--- SHORT PROBLEM ---
Your task is to return, word for word, only the lines from the line with "Give me a plain-text" through the close of the data. Exclude all pictures.
# # # # #
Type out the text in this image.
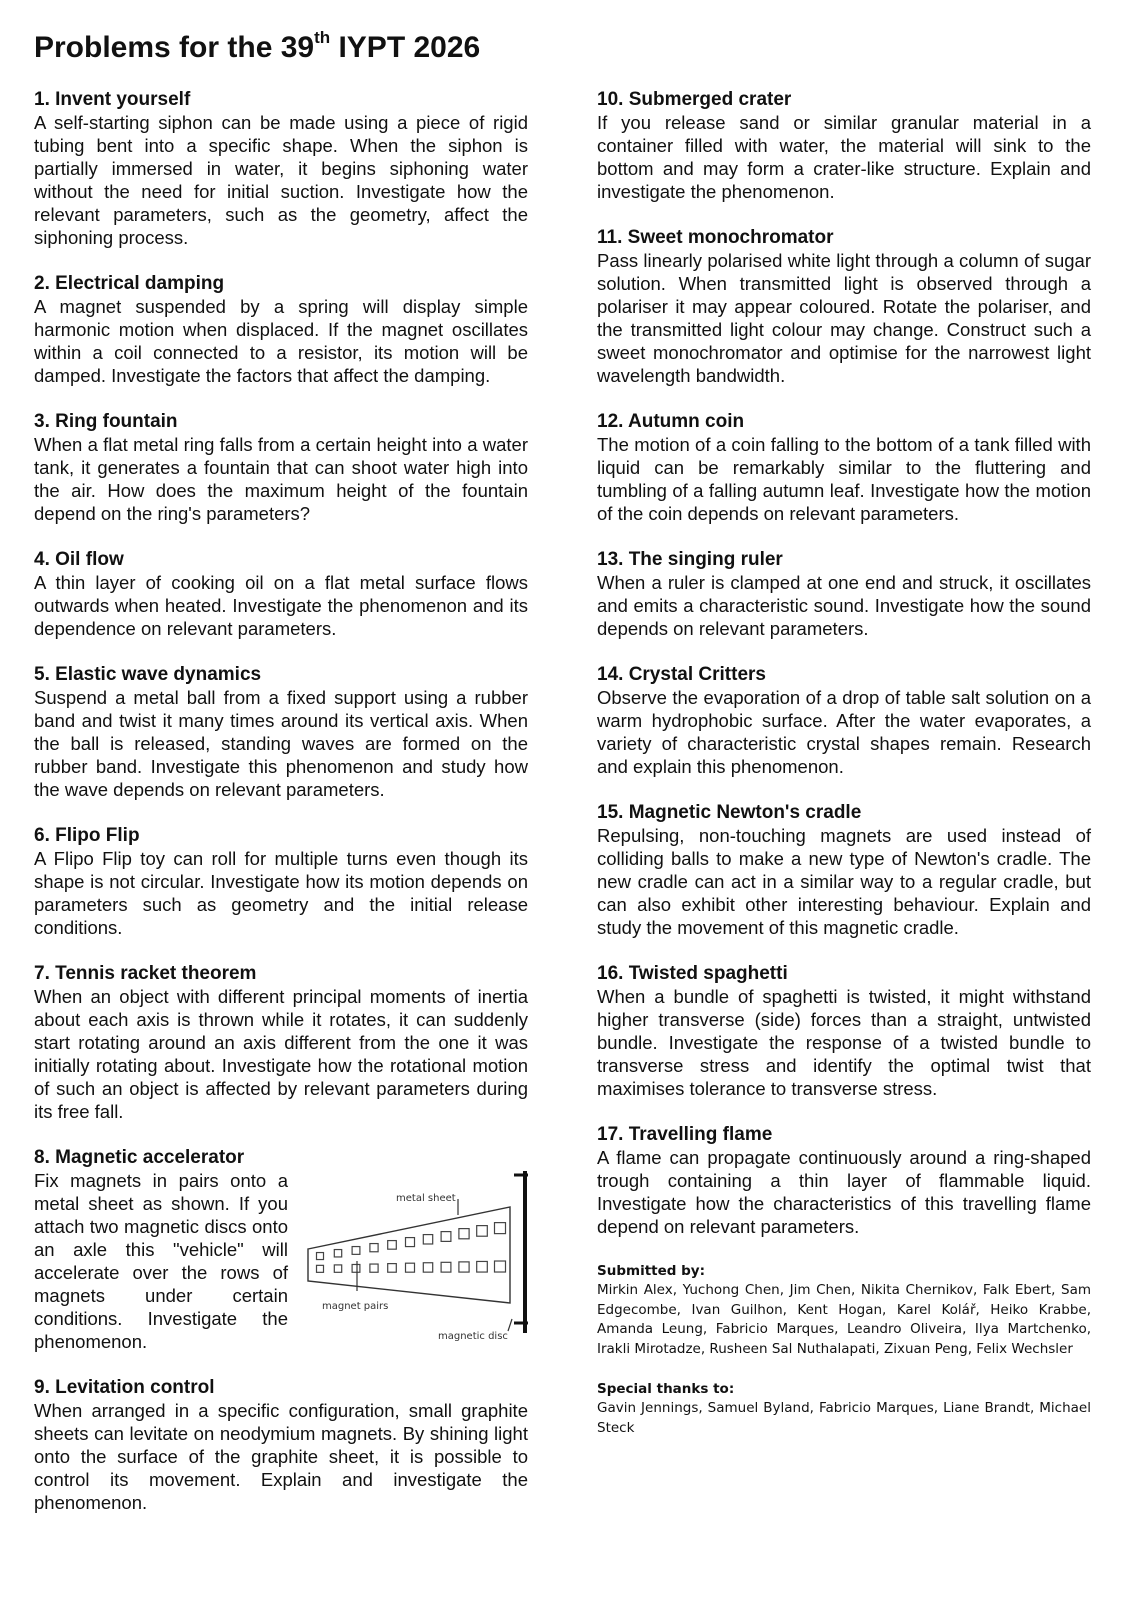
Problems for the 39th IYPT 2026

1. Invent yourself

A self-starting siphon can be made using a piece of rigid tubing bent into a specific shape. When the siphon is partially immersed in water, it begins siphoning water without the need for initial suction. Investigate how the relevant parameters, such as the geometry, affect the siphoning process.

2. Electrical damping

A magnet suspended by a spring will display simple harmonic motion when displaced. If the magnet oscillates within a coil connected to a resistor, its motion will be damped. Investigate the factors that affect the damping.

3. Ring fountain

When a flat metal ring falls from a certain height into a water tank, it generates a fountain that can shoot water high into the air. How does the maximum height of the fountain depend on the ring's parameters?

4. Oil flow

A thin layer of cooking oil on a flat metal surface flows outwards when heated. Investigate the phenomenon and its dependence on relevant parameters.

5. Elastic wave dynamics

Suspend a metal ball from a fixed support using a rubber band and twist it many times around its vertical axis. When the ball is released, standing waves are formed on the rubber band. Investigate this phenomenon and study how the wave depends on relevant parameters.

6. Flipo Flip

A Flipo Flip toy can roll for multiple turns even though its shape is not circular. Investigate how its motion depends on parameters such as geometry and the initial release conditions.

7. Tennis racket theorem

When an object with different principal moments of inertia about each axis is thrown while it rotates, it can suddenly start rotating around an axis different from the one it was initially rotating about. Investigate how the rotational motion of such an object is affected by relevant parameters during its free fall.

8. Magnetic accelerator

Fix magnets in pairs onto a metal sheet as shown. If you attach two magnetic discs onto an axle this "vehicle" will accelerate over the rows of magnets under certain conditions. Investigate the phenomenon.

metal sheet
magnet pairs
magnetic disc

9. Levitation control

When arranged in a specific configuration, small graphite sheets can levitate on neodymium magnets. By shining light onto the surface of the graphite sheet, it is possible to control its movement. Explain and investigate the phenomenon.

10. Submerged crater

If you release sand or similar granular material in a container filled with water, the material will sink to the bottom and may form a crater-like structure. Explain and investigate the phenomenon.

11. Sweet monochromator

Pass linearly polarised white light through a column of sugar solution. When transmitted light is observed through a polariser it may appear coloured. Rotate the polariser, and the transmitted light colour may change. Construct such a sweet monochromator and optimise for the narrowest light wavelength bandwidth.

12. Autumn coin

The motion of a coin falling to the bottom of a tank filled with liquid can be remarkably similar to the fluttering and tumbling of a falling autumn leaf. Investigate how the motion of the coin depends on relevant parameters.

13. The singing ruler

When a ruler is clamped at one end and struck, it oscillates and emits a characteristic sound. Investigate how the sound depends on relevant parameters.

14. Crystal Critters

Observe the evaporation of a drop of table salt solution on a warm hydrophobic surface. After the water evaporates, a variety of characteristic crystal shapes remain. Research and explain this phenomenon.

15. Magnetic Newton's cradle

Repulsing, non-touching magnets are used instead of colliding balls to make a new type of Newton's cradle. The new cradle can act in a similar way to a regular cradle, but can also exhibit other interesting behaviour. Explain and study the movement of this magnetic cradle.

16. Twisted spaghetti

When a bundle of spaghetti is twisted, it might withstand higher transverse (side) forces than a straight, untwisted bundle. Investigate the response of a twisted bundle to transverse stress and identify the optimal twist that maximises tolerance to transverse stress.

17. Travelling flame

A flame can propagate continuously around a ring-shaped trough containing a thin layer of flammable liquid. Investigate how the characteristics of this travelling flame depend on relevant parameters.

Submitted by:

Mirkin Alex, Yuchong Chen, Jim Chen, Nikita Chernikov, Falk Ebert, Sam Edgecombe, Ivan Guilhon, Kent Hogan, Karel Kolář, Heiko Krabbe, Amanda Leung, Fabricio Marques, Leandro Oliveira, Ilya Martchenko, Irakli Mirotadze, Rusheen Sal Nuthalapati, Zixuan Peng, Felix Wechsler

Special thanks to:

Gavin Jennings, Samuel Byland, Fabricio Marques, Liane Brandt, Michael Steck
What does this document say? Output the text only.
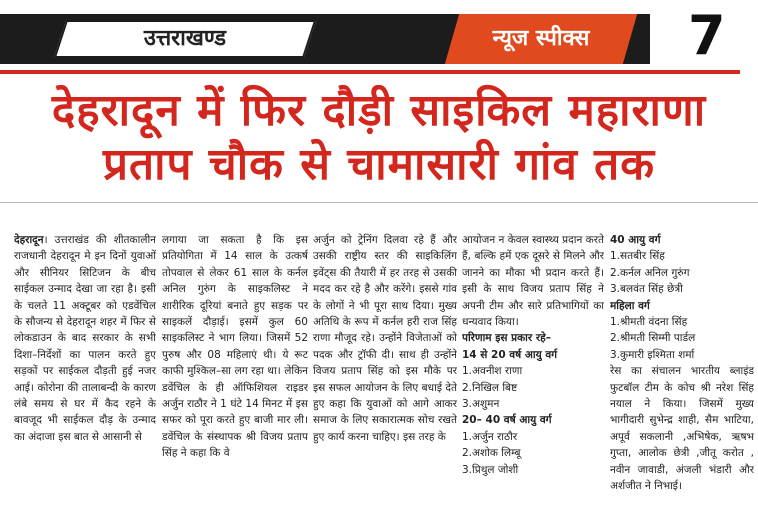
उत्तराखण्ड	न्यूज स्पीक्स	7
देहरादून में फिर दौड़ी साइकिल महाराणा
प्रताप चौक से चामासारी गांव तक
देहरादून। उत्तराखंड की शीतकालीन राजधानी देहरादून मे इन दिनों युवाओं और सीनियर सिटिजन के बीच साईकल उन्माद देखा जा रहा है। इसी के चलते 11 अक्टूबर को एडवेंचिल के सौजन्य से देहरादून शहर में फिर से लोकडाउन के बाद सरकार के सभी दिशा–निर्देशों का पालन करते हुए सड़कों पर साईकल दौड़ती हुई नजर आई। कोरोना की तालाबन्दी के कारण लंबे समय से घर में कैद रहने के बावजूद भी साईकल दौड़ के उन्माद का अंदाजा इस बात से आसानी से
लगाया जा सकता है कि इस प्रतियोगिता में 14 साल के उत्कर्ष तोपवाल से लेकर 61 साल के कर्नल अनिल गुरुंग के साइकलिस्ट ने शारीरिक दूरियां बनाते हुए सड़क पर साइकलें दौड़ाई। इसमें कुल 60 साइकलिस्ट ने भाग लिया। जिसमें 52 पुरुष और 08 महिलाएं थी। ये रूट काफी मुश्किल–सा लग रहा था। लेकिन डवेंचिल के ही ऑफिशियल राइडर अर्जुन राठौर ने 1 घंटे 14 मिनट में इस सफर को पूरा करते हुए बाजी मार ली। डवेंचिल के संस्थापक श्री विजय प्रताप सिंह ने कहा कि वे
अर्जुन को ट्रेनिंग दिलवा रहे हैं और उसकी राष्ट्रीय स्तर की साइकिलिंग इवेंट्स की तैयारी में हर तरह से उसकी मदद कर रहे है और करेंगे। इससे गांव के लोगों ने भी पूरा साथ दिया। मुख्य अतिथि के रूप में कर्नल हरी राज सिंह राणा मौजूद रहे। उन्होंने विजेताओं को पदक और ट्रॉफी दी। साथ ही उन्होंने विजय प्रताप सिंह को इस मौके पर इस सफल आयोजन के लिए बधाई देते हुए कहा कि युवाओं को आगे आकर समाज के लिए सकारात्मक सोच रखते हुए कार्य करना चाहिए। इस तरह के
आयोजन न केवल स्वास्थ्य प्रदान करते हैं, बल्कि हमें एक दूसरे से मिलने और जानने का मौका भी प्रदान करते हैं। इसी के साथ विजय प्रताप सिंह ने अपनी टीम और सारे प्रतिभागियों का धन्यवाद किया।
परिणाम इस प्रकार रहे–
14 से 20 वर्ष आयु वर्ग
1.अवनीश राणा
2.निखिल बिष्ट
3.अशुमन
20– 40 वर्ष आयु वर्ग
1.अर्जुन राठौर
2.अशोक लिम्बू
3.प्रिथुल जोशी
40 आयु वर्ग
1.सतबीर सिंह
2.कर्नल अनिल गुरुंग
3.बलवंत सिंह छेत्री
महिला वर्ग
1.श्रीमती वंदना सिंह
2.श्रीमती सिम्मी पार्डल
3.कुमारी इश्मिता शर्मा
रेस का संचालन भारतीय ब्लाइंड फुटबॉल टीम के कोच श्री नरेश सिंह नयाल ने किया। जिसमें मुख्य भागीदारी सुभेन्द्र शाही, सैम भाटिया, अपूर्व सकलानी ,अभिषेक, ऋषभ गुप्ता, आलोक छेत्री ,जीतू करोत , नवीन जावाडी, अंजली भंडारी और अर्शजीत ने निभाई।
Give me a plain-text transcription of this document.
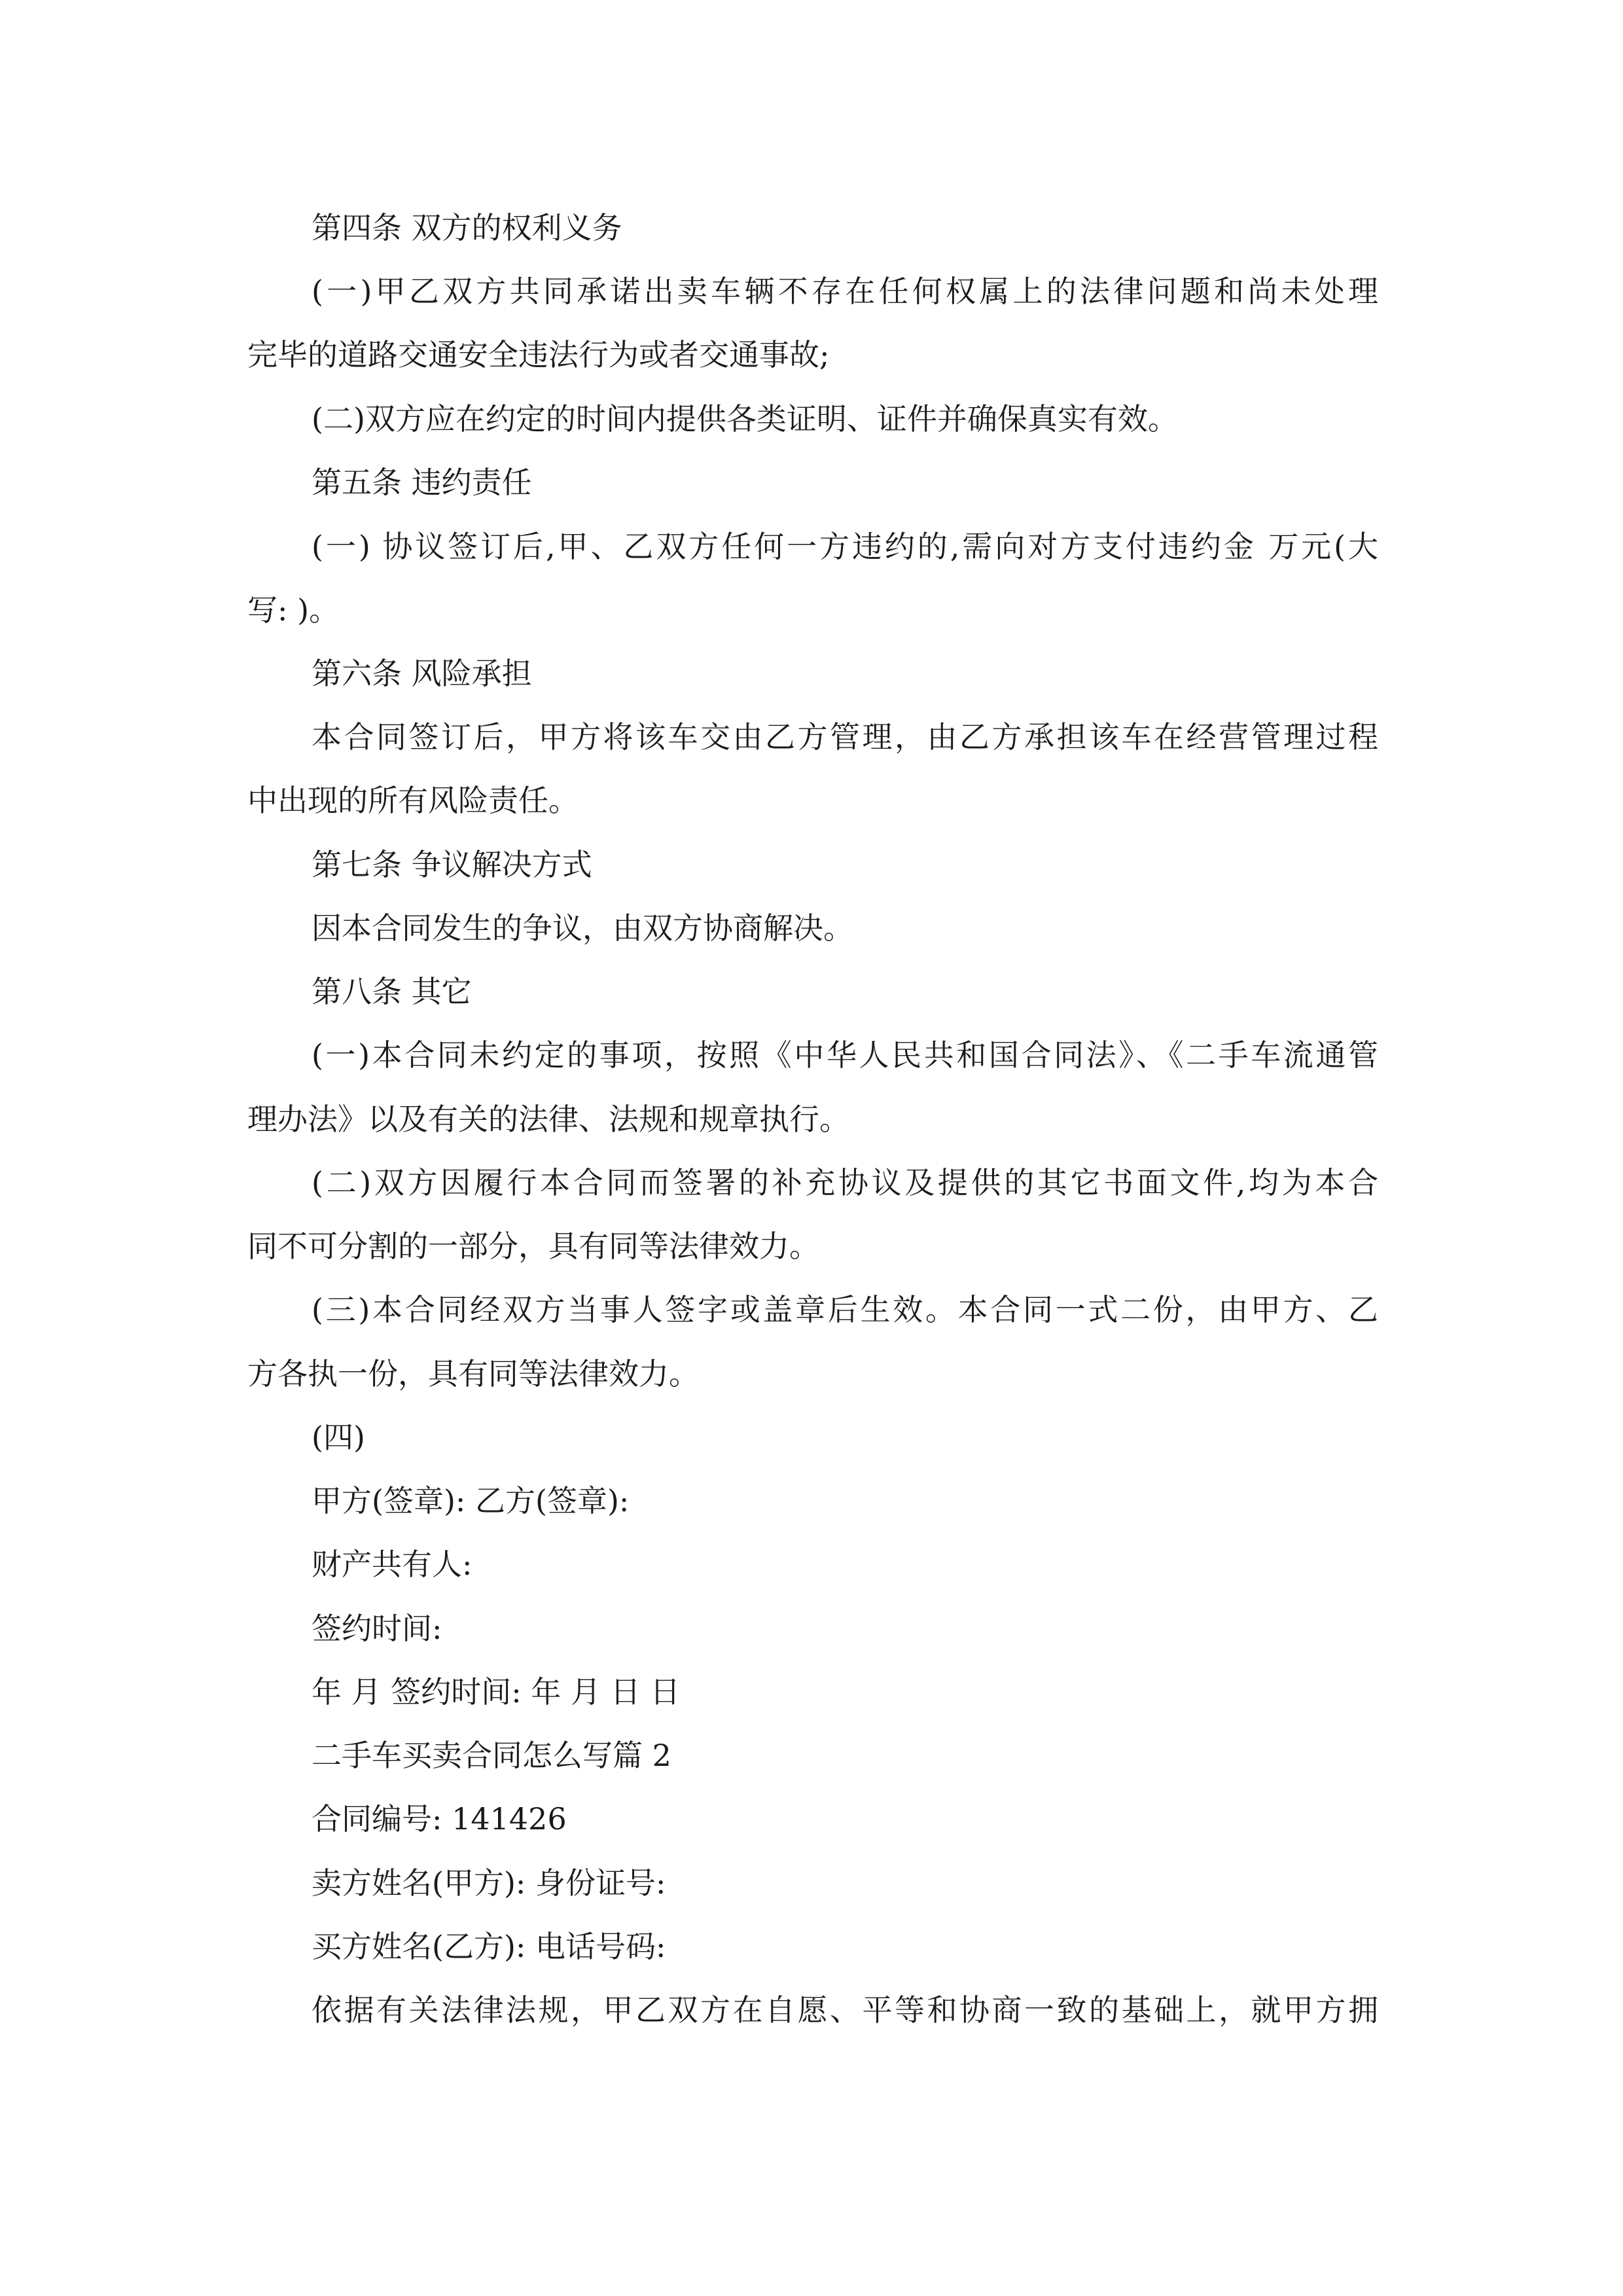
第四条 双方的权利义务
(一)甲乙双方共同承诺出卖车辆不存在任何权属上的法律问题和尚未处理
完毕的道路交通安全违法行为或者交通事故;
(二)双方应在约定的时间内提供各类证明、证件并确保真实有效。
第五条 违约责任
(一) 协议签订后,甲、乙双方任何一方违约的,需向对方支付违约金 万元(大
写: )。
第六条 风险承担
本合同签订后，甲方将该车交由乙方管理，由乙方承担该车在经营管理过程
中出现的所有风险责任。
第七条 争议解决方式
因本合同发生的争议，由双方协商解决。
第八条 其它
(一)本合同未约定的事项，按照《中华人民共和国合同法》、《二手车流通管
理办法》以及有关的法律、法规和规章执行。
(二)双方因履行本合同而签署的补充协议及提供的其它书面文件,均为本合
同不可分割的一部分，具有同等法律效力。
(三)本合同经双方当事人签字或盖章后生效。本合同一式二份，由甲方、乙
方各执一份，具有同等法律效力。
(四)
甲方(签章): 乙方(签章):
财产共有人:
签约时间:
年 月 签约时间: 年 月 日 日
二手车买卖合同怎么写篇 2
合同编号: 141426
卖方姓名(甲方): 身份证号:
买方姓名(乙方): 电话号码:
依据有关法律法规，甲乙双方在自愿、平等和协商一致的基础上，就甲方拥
# # # # #
--- TASK OUTPUT ---
Give me a plain-text transcription of this document.
第四条 双方的权利义务
(一)甲乙双方共同承诺出卖车辆不存在任何权属上的法律问题和尚未处理
完毕的道路交通安全违法行为或者交通事故;
(二)双方应在约定的时间内提供各类证明、证件并确保真实有效。
第五条 违约责任
(一) 协议签订后,甲、乙双方任何一方违约的,需向对方支付违约金 万元(大
写: )。
第六条 风险承担
本合同签订后，甲方将该车交由乙方管理，由乙方承担该车在经营管理过程
中出现的所有风险责任。
第七条 争议解决方式
因本合同发生的争议，由双方协商解决。
第八条 其它
(一)本合同未约定的事项，按照《中华人民共和国合同法》、《二手车流通管
理办法》以及有关的法律、法规和规章执行。
(二)双方因履行本合同而签署的补充协议及提供的其它书面文件,均为本合
同不可分割的一部分，具有同等法律效力。
(三)本合同经双方当事人签字或盖章后生效。本合同一式二份，由甲方、乙
方各执一份，具有同等法律效力。
(四)
甲方(签章): 乙方(签章):
财产共有人:
签约时间:
年 月 签约时间: 年 月 日 日
二手车买卖合同怎么写篇 2
合同编号: 141426
卖方姓名(甲方): 身份证号:
买方姓名(乙方): 电话号码:
依据有关法律法规，甲乙双方在自愿、平等和协商一致的基础上，就甲方拥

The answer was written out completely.